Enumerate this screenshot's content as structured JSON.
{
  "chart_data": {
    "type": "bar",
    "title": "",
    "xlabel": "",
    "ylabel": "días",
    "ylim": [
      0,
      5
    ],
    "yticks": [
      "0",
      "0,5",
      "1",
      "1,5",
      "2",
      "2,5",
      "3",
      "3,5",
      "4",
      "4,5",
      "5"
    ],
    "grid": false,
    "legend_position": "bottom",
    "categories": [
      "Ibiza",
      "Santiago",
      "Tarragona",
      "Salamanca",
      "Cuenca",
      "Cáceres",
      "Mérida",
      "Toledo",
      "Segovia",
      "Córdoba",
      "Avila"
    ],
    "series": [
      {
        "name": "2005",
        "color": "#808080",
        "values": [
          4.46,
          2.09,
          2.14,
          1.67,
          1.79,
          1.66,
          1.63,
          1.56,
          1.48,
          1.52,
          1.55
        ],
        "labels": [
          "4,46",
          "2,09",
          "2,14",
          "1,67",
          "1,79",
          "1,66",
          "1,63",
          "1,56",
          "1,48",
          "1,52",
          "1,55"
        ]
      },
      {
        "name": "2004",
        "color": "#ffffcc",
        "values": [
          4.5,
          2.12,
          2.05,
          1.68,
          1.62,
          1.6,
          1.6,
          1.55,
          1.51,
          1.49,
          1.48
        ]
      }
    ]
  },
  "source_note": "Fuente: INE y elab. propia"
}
----
## WHAT IS REQUIRED
Reproduce the entries above exactly.

## REPLY
Enumerate this screenshot's content as structured JSON.
{
  "chart_data": {
    "type": "bar",
    "title": "",
    "xlabel": "",
    "ylabel": "días",
    "ylim": [
      0,
      5
    ],
    "yticks": [
      "0",
      "0,5",
      "1",
      "1,5",
      "2",
      "2,5",
      "3",
      "3,5",
      "4",
      "4,5",
      "5"
    ],
    "grid": false,
    "legend_position": "bottom",
    "categories": [
      "Ibiza",
      "Santiago",
      "Tarragona",
      "Salamanca",
      "Cuenca",
      "Cáceres",
      "Mérida",
      "Toledo",
      "Segovia",
      "Córdoba",
      "Avila"
    ],
    "series": [
      {
        "name": "2005",
        "color": "#808080",
        "values": [
          4.46,
          2.09,
          2.14,
          1.67,
          1.79,
          1.66,
          1.63,
          1.56,
          1.48,
          1.52,
          1.55
        ],
        "labels": [
          "4,46",
          "2,09",
          "2,14",
          "1,67",
          "1,79",
          "1,66",
          "1,63",
          "1,56",
          "1,48",
          "1,52",
          "1,55"
        ]
      },
      {
        "name": "2004",
        "color": "#ffffcc",
        "values": [
          4.5,
          2.12,
          2.05,
          1.68,
          1.62,
          1.6,
          1.6,
          1.55,
          1.51,
          1.49,
          1.48
        ]
      }
    ]
  },
  "source_note": "Fuente: INE y elab. propia"
}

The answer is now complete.